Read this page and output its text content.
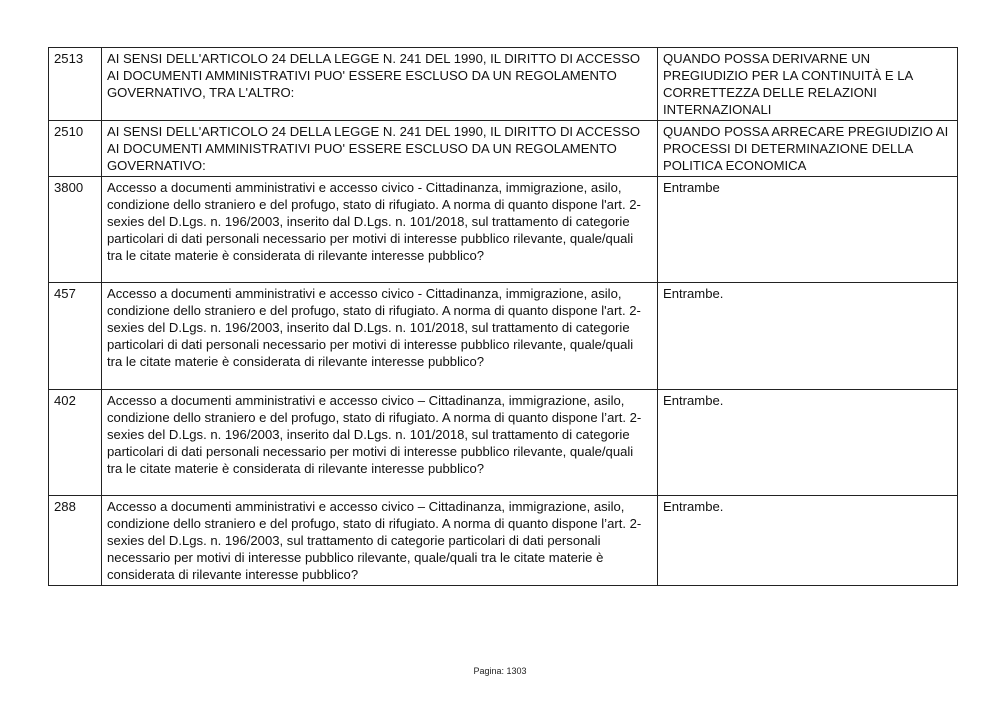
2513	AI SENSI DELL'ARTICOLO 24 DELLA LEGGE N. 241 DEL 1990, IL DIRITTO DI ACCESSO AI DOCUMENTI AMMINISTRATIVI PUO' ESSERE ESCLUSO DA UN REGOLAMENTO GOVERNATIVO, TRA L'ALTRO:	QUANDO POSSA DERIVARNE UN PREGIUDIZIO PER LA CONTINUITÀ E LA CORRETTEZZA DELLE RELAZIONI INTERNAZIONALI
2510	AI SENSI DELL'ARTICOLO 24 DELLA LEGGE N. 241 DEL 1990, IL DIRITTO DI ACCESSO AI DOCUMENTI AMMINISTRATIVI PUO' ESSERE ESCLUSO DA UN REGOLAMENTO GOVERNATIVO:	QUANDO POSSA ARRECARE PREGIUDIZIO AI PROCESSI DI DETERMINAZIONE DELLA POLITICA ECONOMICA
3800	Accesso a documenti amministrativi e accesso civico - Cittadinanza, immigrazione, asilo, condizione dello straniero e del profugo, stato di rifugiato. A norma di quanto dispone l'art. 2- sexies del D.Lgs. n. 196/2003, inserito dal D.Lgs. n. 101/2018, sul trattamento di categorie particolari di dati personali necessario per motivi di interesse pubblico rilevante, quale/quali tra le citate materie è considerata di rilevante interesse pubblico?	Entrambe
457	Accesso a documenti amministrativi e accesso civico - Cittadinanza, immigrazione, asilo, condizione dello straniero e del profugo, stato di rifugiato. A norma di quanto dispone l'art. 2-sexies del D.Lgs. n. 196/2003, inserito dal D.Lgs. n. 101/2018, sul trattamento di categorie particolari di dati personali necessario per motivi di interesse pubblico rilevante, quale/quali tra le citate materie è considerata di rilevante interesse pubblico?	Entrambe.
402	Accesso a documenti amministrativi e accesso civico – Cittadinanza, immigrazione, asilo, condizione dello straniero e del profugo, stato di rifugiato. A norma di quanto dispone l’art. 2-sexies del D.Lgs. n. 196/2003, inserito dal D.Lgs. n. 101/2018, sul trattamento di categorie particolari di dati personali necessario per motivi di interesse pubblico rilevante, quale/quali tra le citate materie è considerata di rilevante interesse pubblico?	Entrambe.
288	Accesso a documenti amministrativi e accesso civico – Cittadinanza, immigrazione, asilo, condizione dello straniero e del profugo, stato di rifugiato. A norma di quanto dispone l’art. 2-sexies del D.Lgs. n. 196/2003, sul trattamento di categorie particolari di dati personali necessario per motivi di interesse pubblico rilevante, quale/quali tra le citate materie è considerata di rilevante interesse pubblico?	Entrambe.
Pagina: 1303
—————
Every line above should be repeated exactly; pictures stay out of the copy.

Reply:
Read this page and output its text content.
2513	AI SENSI DELL'ARTICOLO 24 DELLA LEGGE N. 241 DEL 1990, IL DIRITTO DI ACCESSO AI DOCUMENTI AMMINISTRATIVI PUO' ESSERE ESCLUSO DA UN REGOLAMENTO GOVERNATIVO, TRA L'ALTRO:	QUANDO POSSA DERIVARNE UN PREGIUDIZIO PER LA CONTINUITÀ E LA CORRETTEZZA DELLE RELAZIONI INTERNAZIONALI
2510	AI SENSI DELL'ARTICOLO 24 DELLA LEGGE N. 241 DEL 1990, IL DIRITTO DI ACCESSO AI DOCUMENTI AMMINISTRATIVI PUO' ESSERE ESCLUSO DA UN REGOLAMENTO GOVERNATIVO:	QUANDO POSSA ARRECARE PREGIUDIZIO AI PROCESSI DI DETERMINAZIONE DELLA POLITICA ECONOMICA
3800	Accesso a documenti amministrativi e accesso civico - Cittadinanza, immigrazione, asilo, condizione dello straniero e del profugo, stato di rifugiato. A norma di quanto dispone l'art. 2- sexies del D.Lgs. n. 196/2003, inserito dal D.Lgs. n. 101/2018, sul trattamento di categorie particolari di dati personali necessario per motivi di interesse pubblico rilevante, quale/quali tra le citate materie è considerata di rilevante interesse pubblico?	Entrambe
457	Accesso a documenti amministrativi e accesso civico - Cittadinanza, immigrazione, asilo, condizione dello straniero e del profugo, stato di rifugiato. A norma di quanto dispone l'art. 2-sexies del D.Lgs. n. 196/2003, inserito dal D.Lgs. n. 101/2018, sul trattamento di categorie particolari di dati personali necessario per motivi di interesse pubblico rilevante, quale/quali tra le citate materie è considerata di rilevante interesse pubblico?	Entrambe.
402	Accesso a documenti amministrativi e accesso civico – Cittadinanza, immigrazione, asilo, condizione dello straniero e del profugo, stato di rifugiato. A norma di quanto dispone l’art. 2-sexies del D.Lgs. n. 196/2003, inserito dal D.Lgs. n. 101/2018, sul trattamento di categorie particolari di dati personali necessario per motivi di interesse pubblico rilevante, quale/quali tra le citate materie è considerata di rilevante interesse pubblico?	Entrambe.
288	Accesso a documenti amministrativi e accesso civico – Cittadinanza, immigrazione, asilo, condizione dello straniero e del profugo, stato di rifugiato. A norma di quanto dispone l’art. 2-sexies del D.Lgs. n. 196/2003, sul trattamento di categorie particolari di dati personali necessario per motivi di interesse pubblico rilevante, quale/quali tra le citate materie è considerata di rilevante interesse pubblico?	Entrambe.
Pagina: 1303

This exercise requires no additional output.